* Dataset excerpts:
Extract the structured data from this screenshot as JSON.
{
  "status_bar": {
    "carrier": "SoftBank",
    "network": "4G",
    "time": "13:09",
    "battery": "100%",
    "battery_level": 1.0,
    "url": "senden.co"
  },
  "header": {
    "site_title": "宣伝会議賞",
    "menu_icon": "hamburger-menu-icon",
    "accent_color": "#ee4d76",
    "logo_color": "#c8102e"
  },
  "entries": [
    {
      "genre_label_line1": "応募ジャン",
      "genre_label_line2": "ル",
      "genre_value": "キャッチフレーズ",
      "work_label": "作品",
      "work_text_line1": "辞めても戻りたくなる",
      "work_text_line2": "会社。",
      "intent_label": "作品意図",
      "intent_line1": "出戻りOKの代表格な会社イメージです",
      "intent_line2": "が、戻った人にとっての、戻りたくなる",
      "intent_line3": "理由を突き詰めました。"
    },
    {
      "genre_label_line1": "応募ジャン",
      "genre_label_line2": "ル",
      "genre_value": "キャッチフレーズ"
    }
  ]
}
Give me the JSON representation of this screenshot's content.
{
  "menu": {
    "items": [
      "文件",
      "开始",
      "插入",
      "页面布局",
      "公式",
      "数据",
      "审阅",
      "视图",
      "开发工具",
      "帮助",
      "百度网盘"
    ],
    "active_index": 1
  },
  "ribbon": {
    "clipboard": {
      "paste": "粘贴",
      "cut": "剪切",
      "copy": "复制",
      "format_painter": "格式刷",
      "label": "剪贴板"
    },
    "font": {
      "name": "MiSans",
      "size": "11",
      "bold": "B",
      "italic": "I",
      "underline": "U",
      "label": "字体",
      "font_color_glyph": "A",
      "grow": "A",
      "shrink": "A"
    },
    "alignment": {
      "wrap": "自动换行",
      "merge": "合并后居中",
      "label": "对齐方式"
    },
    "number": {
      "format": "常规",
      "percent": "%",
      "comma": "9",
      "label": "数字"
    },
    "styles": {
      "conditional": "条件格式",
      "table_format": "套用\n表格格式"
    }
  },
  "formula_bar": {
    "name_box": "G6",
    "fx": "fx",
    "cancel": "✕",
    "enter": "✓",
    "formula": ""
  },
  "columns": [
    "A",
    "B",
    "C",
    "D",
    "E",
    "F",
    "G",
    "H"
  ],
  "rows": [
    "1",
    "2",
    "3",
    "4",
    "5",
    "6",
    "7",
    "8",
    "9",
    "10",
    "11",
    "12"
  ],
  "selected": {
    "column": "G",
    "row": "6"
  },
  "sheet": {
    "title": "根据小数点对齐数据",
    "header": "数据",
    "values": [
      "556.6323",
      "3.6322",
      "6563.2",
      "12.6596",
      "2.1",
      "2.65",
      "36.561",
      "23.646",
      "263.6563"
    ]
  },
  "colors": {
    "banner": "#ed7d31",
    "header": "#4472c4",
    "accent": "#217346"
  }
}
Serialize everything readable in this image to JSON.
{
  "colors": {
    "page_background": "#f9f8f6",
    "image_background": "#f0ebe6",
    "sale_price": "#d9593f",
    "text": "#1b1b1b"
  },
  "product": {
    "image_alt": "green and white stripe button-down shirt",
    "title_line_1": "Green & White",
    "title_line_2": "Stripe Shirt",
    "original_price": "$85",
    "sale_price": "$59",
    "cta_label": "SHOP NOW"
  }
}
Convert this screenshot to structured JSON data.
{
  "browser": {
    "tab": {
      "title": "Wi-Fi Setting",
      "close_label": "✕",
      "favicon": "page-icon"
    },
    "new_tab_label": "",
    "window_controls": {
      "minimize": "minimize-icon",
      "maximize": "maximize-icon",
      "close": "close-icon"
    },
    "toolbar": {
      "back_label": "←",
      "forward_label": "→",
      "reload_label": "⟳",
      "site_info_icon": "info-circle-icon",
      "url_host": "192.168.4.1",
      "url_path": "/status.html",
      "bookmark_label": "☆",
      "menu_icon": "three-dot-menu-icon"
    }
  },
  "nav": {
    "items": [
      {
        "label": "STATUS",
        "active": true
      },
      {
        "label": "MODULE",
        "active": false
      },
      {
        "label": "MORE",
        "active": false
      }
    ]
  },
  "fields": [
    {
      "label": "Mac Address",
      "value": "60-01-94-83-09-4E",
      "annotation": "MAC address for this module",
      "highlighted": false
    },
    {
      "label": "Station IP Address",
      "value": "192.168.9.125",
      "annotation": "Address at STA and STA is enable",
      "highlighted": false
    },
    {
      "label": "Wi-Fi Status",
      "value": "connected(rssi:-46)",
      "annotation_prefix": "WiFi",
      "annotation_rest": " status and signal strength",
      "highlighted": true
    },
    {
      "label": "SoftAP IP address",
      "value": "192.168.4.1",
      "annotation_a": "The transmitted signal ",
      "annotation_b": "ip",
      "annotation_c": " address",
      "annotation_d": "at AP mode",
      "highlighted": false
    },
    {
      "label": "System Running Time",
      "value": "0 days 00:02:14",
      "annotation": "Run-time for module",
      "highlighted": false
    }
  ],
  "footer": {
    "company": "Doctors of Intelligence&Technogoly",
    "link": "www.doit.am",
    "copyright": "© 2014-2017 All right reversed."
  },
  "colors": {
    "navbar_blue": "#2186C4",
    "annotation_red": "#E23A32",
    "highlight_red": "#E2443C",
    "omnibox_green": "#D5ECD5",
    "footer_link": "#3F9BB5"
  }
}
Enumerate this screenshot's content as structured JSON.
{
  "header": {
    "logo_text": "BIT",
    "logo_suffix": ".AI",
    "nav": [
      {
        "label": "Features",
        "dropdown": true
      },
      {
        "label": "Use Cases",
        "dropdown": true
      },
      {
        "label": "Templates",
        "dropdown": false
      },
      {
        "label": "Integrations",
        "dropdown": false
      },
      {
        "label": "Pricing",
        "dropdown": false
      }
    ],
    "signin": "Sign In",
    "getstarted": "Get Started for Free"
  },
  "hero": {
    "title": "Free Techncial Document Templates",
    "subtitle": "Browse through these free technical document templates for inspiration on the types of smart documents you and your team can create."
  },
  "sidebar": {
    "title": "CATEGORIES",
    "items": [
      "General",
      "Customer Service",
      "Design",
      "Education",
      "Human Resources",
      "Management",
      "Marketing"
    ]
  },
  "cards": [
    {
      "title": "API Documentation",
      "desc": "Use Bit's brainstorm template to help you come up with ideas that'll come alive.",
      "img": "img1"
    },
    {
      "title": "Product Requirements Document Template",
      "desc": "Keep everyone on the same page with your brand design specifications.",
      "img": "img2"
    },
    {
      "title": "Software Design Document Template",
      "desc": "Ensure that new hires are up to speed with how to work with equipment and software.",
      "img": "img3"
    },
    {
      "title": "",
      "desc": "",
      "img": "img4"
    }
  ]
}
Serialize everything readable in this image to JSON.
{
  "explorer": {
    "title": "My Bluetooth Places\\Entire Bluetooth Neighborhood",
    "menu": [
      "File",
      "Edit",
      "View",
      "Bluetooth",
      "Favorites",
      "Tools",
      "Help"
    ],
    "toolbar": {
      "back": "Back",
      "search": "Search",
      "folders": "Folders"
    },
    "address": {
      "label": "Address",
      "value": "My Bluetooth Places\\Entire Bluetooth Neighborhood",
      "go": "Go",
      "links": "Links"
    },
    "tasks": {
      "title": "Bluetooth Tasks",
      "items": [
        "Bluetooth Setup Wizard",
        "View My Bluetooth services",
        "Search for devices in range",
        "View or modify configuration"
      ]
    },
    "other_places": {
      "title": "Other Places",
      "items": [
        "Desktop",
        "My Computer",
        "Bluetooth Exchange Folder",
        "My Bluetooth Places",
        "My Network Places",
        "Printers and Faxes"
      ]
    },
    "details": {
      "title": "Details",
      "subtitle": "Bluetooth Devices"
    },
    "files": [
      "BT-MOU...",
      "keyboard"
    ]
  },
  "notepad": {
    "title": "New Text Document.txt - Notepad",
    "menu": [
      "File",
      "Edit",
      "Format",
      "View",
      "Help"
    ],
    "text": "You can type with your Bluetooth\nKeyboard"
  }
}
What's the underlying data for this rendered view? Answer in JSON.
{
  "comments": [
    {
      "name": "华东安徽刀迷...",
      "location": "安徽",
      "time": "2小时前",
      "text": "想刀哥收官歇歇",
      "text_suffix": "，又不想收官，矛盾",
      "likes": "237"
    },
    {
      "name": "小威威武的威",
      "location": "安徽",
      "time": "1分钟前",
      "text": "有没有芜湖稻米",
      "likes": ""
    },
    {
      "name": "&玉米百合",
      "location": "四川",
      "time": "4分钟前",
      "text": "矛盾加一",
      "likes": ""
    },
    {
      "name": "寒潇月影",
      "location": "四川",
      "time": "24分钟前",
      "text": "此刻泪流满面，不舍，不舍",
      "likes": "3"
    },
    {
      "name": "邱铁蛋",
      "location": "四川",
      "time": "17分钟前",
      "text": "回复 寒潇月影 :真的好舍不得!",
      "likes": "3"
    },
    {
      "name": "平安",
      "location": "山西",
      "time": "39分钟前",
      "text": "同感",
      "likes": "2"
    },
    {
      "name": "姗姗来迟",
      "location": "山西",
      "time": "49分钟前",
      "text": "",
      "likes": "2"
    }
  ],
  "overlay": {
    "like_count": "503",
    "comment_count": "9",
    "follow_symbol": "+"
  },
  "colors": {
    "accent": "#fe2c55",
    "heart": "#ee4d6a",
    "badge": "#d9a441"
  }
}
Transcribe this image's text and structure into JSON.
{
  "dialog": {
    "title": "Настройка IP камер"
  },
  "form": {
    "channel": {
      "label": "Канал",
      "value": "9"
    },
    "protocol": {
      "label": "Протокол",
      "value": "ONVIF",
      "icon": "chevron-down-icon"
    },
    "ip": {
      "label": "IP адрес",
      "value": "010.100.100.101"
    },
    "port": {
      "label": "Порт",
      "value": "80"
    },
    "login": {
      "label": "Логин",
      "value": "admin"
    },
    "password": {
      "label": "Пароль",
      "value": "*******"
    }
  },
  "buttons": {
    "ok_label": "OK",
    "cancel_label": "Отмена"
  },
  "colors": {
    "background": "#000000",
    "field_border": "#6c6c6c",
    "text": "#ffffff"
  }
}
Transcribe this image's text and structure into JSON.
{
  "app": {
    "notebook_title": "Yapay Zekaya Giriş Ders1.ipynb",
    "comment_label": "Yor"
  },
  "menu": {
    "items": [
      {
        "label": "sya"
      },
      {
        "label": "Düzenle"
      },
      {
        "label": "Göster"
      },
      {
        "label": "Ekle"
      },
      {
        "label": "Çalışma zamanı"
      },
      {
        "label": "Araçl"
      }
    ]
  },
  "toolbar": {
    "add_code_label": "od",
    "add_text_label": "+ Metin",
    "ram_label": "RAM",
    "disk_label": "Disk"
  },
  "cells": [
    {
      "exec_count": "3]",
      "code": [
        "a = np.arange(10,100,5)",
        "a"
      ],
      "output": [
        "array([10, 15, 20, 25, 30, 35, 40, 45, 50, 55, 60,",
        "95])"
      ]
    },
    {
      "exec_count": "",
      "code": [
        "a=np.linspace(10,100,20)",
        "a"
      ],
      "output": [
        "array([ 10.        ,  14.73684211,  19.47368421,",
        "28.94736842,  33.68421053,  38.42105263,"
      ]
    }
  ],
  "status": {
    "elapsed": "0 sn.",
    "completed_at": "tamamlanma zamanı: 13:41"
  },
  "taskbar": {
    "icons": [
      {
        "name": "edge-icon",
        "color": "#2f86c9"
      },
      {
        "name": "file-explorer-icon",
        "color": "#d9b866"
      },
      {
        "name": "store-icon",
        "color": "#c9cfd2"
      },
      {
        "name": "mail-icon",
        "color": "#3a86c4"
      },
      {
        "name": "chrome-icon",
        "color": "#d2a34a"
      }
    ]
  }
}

* The problem:
Which lines of the material contain the string "array"? List each of them.

* Solution to the problem:
        "array([10, 15, 20, 25, 30, 35, 40, 45, 50, 55, 60,",
        "array([ 10.        ,  14.73684211,  19.47368421,",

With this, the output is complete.